(Saved entries)
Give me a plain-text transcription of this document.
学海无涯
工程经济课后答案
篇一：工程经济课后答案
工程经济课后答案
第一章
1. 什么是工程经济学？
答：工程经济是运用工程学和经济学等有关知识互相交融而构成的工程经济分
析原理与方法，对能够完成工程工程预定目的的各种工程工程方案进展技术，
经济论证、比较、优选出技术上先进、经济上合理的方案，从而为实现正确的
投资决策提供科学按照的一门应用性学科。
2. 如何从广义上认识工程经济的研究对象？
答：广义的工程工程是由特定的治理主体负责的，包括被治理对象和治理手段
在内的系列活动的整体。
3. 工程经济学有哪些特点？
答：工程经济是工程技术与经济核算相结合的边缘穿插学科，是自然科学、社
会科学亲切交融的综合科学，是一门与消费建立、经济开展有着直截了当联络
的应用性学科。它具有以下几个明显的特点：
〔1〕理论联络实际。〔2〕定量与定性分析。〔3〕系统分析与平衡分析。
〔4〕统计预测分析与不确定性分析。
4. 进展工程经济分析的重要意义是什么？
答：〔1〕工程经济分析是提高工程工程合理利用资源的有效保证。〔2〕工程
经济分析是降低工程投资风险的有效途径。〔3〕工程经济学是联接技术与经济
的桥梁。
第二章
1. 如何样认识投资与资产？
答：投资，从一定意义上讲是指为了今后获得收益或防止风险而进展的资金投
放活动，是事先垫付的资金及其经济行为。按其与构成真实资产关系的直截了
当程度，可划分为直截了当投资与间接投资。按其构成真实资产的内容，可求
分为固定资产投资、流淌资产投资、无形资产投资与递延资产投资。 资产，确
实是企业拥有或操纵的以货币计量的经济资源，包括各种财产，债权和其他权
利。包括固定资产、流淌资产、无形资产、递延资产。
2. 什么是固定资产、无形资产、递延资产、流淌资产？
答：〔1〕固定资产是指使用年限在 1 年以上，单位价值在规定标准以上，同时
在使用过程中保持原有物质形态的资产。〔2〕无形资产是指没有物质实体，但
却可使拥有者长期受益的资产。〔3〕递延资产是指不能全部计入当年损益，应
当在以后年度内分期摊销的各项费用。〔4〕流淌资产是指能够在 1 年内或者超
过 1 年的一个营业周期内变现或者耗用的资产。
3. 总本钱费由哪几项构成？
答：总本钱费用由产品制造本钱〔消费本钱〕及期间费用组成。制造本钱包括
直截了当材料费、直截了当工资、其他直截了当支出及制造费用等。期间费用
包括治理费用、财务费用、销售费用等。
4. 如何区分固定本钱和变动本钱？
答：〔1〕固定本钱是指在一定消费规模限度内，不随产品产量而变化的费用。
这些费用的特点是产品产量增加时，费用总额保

→ Problem details:
Repeat the entries shown above, every one, word for word.

→ Task result:
Give me a plain-text transcription of this document.
学海无涯
工程经济课后答案
篇一：工程经济课后答案
工程经济课后答案
第一章
1. 什么是工程经济学？
答：工程经济是运用工程学和经济学等有关知识互相交融而构成的工程经济分
析原理与方法，对能够完成工程工程预定目的的各种工程工程方案进展技术，
经济论证、比较、优选出技术上先进、经济上合理的方案，从而为实现正确的
投资决策提供科学按照的一门应用性学科。
2. 如何从广义上认识工程经济的研究对象？
答：广义的工程工程是由特定的治理主体负责的，包括被治理对象和治理手段
在内的系列活动的整体。
3. 工程经济学有哪些特点？
答：工程经济是工程技术与经济核算相结合的边缘穿插学科，是自然科学、社
会科学亲切交融的综合科学，是一门与消费建立、经济开展有着直截了当联络
的应用性学科。它具有以下几个明显的特点：
〔1〕理论联络实际。〔2〕定量与定性分析。〔3〕系统分析与平衡分析。
〔4〕统计预测分析与不确定性分析。
4. 进展工程经济分析的重要意义是什么？
答：〔1〕工程经济分析是提高工程工程合理利用资源的有效保证。〔2〕工程
经济分析是降低工程投资风险的有效途径。〔3〕工程经济学是联接技术与经济
的桥梁。
第二章
1. 如何样认识投资与资产？
答：投资，从一定意义上讲是指为了今后获得收益或防止风险而进展的资金投
放活动，是事先垫付的资金及其经济行为。按其与构成真实资产关系的直截了
当程度，可划分为直截了当投资与间接投资。按其构成真实资产的内容，可求
分为固定资产投资、流淌资产投资、无形资产投资与递延资产投资。 资产，确
实是企业拥有或操纵的以货币计量的经济资源，包括各种财产，债权和其他权
利。包括固定资产、流淌资产、无形资产、递延资产。
2. 什么是固定资产、无形资产、递延资产、流淌资产？
答：〔1〕固定资产是指使用年限在 1 年以上，单位价值在规定标准以上，同时
在使用过程中保持原有物质形态的资产。〔2〕无形资产是指没有物质实体，但
却可使拥有者长期受益的资产。〔3〕递延资产是指不能全部计入当年损益，应
当在以后年度内分期摊销的各项费用。〔4〕流淌资产是指能够在 1 年内或者超
过 1 年的一个营业周期内变现或者耗用的资产。
3. 总本钱费由哪几项构成？
答：总本钱费用由产品制造本钱〔消费本钱〕及期间费用组成。制造本钱包括
直截了当材料费、直截了当工资、其他直截了当支出及制造费用等。期间费用
包括治理费用、财务费用、销售费用等。
4. 如何区分固定本钱和变动本钱？
答：〔1〕固定本钱是指在一定消费规模限度内，不随产品产量而变化的费用。
这些费用的特点是产品产量增加时，费用总额保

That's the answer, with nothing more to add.